## REQUIREMENT
Please write out every line of the data below, changing nothing.

Raw data
** START **
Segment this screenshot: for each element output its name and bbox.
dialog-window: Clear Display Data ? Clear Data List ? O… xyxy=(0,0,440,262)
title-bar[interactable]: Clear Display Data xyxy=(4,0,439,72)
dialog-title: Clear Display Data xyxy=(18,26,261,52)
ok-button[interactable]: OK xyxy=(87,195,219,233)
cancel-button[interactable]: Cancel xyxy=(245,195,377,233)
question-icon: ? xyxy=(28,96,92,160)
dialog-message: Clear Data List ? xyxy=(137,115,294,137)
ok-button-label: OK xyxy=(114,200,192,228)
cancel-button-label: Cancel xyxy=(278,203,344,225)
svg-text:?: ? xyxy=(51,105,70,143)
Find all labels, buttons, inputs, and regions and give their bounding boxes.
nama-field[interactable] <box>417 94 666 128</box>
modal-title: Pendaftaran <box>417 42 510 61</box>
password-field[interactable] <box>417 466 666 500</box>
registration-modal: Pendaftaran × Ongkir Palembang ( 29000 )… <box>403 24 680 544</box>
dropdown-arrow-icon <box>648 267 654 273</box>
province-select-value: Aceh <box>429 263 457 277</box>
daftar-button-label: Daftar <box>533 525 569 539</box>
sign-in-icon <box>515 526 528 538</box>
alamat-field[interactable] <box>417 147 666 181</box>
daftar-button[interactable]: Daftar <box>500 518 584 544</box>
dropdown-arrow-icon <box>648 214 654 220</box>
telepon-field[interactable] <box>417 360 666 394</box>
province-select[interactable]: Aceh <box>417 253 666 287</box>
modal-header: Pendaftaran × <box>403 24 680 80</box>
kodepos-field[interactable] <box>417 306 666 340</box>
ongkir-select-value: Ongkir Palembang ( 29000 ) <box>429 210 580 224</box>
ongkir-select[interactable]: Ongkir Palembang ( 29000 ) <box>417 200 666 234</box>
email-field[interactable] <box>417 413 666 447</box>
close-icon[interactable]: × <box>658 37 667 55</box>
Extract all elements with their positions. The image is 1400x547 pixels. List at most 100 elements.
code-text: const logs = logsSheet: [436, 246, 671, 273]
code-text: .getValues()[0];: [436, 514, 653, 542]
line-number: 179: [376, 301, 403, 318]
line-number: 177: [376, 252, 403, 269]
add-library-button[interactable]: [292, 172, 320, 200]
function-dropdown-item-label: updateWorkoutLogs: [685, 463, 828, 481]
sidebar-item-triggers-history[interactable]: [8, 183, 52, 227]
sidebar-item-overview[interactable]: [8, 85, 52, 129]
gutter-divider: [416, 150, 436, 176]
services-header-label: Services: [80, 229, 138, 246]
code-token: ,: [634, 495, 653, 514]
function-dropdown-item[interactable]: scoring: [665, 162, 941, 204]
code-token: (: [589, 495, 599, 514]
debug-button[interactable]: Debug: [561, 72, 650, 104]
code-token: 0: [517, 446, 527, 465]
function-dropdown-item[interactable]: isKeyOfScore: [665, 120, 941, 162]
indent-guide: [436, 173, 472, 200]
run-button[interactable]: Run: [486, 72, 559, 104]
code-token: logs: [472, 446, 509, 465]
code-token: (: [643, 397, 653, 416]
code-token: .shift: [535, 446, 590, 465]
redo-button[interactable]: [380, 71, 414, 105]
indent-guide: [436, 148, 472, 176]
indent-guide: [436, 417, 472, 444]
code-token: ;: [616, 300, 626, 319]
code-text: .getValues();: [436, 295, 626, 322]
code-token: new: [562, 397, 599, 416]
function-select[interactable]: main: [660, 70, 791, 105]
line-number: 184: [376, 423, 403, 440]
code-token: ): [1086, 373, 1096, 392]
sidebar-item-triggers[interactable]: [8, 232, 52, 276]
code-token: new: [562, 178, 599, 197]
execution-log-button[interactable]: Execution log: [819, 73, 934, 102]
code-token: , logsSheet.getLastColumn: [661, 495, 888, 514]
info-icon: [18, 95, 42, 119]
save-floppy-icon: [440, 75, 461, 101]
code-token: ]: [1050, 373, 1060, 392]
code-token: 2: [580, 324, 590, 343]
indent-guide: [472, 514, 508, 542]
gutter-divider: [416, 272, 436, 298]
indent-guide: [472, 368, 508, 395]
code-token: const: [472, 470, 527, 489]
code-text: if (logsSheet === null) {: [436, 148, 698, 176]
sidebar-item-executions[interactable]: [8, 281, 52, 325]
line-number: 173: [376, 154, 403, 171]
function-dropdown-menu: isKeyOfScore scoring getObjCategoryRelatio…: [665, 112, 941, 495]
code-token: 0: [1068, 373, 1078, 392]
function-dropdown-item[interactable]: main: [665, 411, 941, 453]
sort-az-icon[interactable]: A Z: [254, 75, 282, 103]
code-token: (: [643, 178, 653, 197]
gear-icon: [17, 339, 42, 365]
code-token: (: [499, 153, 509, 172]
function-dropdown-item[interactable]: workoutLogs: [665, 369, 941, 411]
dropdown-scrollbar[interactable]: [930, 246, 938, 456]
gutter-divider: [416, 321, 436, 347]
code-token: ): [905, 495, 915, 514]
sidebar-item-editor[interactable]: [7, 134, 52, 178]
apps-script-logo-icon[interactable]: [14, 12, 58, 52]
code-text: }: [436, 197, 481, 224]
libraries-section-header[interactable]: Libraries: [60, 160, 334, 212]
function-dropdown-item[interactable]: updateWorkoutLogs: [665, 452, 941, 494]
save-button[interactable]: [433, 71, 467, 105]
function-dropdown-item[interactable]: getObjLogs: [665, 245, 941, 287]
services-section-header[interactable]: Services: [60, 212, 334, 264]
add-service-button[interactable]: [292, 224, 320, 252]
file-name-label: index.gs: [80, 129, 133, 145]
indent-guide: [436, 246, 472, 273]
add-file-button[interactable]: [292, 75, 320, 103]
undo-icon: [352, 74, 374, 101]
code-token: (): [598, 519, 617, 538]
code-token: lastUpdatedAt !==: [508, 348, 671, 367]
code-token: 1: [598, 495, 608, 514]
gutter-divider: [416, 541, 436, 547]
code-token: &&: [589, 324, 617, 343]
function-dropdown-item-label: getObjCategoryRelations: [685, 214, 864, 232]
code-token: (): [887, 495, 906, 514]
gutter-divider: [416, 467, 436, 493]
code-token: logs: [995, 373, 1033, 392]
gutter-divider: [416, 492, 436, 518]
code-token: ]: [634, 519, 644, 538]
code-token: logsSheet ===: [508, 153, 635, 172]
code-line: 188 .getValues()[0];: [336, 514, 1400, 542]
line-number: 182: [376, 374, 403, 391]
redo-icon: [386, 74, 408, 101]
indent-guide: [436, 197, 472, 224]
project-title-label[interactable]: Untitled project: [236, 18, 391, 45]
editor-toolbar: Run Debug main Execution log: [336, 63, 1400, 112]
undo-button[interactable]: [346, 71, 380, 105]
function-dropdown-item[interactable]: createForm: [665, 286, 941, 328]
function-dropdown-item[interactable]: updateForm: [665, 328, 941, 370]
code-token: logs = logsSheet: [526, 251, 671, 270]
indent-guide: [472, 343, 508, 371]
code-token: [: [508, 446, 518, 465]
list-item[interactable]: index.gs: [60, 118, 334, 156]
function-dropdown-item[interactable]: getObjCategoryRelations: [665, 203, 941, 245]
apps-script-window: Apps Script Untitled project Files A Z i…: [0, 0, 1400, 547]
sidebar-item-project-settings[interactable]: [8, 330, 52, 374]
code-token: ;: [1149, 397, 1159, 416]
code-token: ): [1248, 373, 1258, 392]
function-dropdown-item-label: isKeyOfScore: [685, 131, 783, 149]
** END **
## EXERCISE RESPONSE
Segment this screenshot: for each element output its name and bbox.
dialog-window: Clear Display Data ? Clear Data List ? O… xyxy=(0,0,440,262)
title-bar[interactable]: Clear Display Data xyxy=(4,0,439,72)
dialog-title: Clear Display Data xyxy=(18,26,261,52)
ok-button[interactable]: OK xyxy=(87,195,219,233)
cancel-button[interactable]: Cancel xyxy=(245,195,377,233)
question-icon: ? xyxy=(28,96,92,160)
dialog-message: Clear Data List ? xyxy=(137,115,294,137)
ok-button-label: OK xyxy=(114,200,192,228)
cancel-button-label: Cancel xyxy=(278,203,344,225)
svg-text:?: ? xyxy=(51,105,70,143)
Find all labels, buttons, inputs, and regions and give their bounding boxes.
nama-field[interactable] <box>417 94 666 128</box>
modal-title: Pendaftaran <box>417 42 510 61</box>
password-field[interactable] <box>417 466 666 500</box>
registration-modal: Pendaftaran × Ongkir Palembang ( 29000 )… <box>403 24 680 544</box>
dropdown-arrow-icon <box>648 267 654 273</box>
province-select-value: Aceh <box>429 263 457 277</box>
daftar-button-label: Daftar <box>533 525 569 539</box>
sign-in-icon <box>515 526 528 538</box>
alamat-field[interactable] <box>417 147 666 181</box>
daftar-button[interactable]: Daftar <box>500 518 584 544</box>
dropdown-arrow-icon <box>648 214 654 220</box>
telepon-field[interactable] <box>417 360 666 394</box>
province-select[interactable]: Aceh <box>417 253 666 287</box>
modal-header: Pendaftaran × <box>403 24 680 80</box>
kodepos-field[interactable] <box>417 306 666 340</box>
ongkir-select-value: Ongkir Palembang ( 29000 ) <box>429 210 580 224</box>
ongkir-select[interactable]: Ongkir Palembang ( 29000 ) <box>417 200 666 234</box>
email-field[interactable] <box>417 413 666 447</box>
close-icon[interactable]: × <box>658 37 667 55</box>
Extract all elements with their positions. The image is 1400x547 pixels. List at most 100 elements.
code-text: const logs = logsSheet: [436, 246, 671, 273]
code-text: .getValues()[0];: [436, 514, 653, 542]
line-number: 179: [376, 301, 403, 318]
line-number: 177: [376, 252, 403, 269]
add-library-button[interactable]: [292, 172, 320, 200]
function-dropdown-item-label: updateWorkoutLogs: [685, 463, 828, 481]
sidebar-item-triggers-history[interactable]: [8, 183, 52, 227]
sidebar-item-overview[interactable]: [8, 85, 52, 129]
gutter-divider: [416, 150, 436, 176]
services-header-label: Services: [80, 229, 138, 246]
code-token: ,: [634, 495, 653, 514]
function-dropdown-item[interactable]: scoring: [665, 162, 941, 204]
code-token: (: [589, 495, 599, 514]
debug-button[interactable]: Debug: [561, 72, 650, 104]
code-token: 0: [517, 446, 527, 465]
function-dropdown-item[interactable]: isKeyOfScore: [665, 120, 941, 162]
indent-guide: [436, 173, 472, 200]
run-button[interactable]: Run: [486, 72, 559, 104]
code-token: logs: [472, 446, 509, 465]
code-token: (: [643, 397, 653, 416]
code-token: .shift: [535, 446, 590, 465]
redo-button[interactable]: [380, 71, 414, 105]
indent-guide: [436, 148, 472, 176]
indent-guide: [436, 417, 472, 444]
code-token: ;: [616, 300, 626, 319]
code-text: .getValues();: [436, 295, 626, 322]
code-token: new: [562, 397, 599, 416]
function-select[interactable]: main: [660, 70, 791, 105]
line-number: 184: [376, 423, 403, 440]
code-token: ): [1086, 373, 1096, 392]
sidebar-item-triggers[interactable]: [8, 232, 52, 276]
code-token: new: [562, 178, 599, 197]
execution-log-button[interactable]: Execution log: [819, 73, 934, 102]
code-token: , logsSheet.getLastColumn: [661, 495, 888, 514]
info-icon: [18, 95, 42, 119]
save-floppy-icon: [440, 75, 461, 101]
code-token: ]: [1050, 373, 1060, 392]
code-token: 2: [580, 324, 590, 343]
indent-guide: [472, 514, 508, 542]
gutter-divider: [416, 272, 436, 298]
indent-guide: [472, 368, 508, 395]
code-token: const: [472, 470, 527, 489]
code-text: if (logsSheet === null) {: [436, 148, 698, 176]
sidebar-item-executions[interactable]: [8, 281, 52, 325]
line-number: 173: [376, 154, 403, 171]
function-dropdown-menu: isKeyOfScore scoring getObjCategoryRelatio…: [665, 112, 941, 495]
code-token: 0: [1068, 373, 1078, 392]
function-dropdown-item[interactable]: main: [665, 411, 941, 453]
sort-az-icon[interactable]: A Z: [254, 75, 282, 103]
code-token: (: [643, 178, 653, 197]
gear-icon: [17, 339, 42, 365]
code-token: (: [499, 153, 509, 172]
function-dropdown-item[interactable]: workoutLogs: [665, 369, 941, 411]
dropdown-scrollbar[interactable]: [930, 246, 938, 456]
gutter-divider: [416, 321, 436, 347]
code-token: ): [905, 495, 915, 514]
sidebar-item-editor[interactable]: [7, 134, 52, 178]
apps-script-logo-icon[interactable]: [14, 12, 58, 52]
code-text: }: [436, 197, 481, 224]
libraries-section-header[interactable]: Libraries: [60, 160, 334, 212]
function-dropdown-item[interactable]: updateWorkoutLogs: [665, 452, 941, 494]
save-button[interactable]: [433, 71, 467, 105]
function-dropdown-item[interactable]: getObjLogs: [665, 245, 941, 287]
services-section-header[interactable]: Services: [60, 212, 334, 264]
add-service-button[interactable]: [292, 224, 320, 252]
file-name-label: index.gs: [80, 129, 133, 145]
indent-guide: [436, 246, 472, 273]
add-file-button[interactable]: [292, 75, 320, 103]
undo-icon: [352, 74, 374, 101]
code-token: (): [598, 519, 617, 538]
code-token: lastUpdatedAt !==: [508, 348, 671, 367]
code-token: 1: [598, 495, 608, 514]
gutter-divider: [416, 541, 436, 547]
code-token: &&: [589, 324, 617, 343]
function-dropdown-item-label: getObjCategoryRelations: [685, 214, 864, 232]
code-token: (): [887, 495, 906, 514]
gutter-divider: [416, 467, 436, 493]
code-token: logs: [995, 373, 1033, 392]
gutter-divider: [416, 492, 436, 518]
code-token: ]: [634, 519, 644, 538]
code-token: logsSheet ===: [508, 153, 635, 172]
code-line: 188 .getValues()[0];: [336, 514, 1400, 542]
line-number: 182: [376, 374, 403, 391]
redo-icon: [386, 74, 408, 101]
indent-guide: [436, 197, 472, 224]
project-title-label[interactable]: Untitled project: [236, 18, 391, 45]
editor-toolbar: Run Debug main Execution log: [336, 63, 1400, 112]
undo-button[interactable]: [346, 71, 380, 105]
function-dropdown-item[interactable]: createForm: [665, 286, 941, 328]
function-dropdown-item[interactable]: updateForm: [665, 328, 941, 370]
code-token: logs = logsSheet: [526, 251, 671, 270]
indent-guide: [472, 343, 508, 371]
code-token: [: [508, 446, 518, 465]
list-item[interactable]: index.gs: [60, 118, 334, 156]
function-dropdown-item[interactable]: getObjCategoryRelations: [665, 203, 941, 245]
apps-script-window: Apps Script Untitled project Files A Z i…: [0, 0, 1400, 547]
sidebar-item-project-settings[interactable]: [8, 330, 52, 374]
code-token: ;: [1149, 397, 1159, 416]
code-token: ): [1248, 373, 1258, 392]
function-dropdown-item-label: isKeyOfScore: [685, 131, 783, 149]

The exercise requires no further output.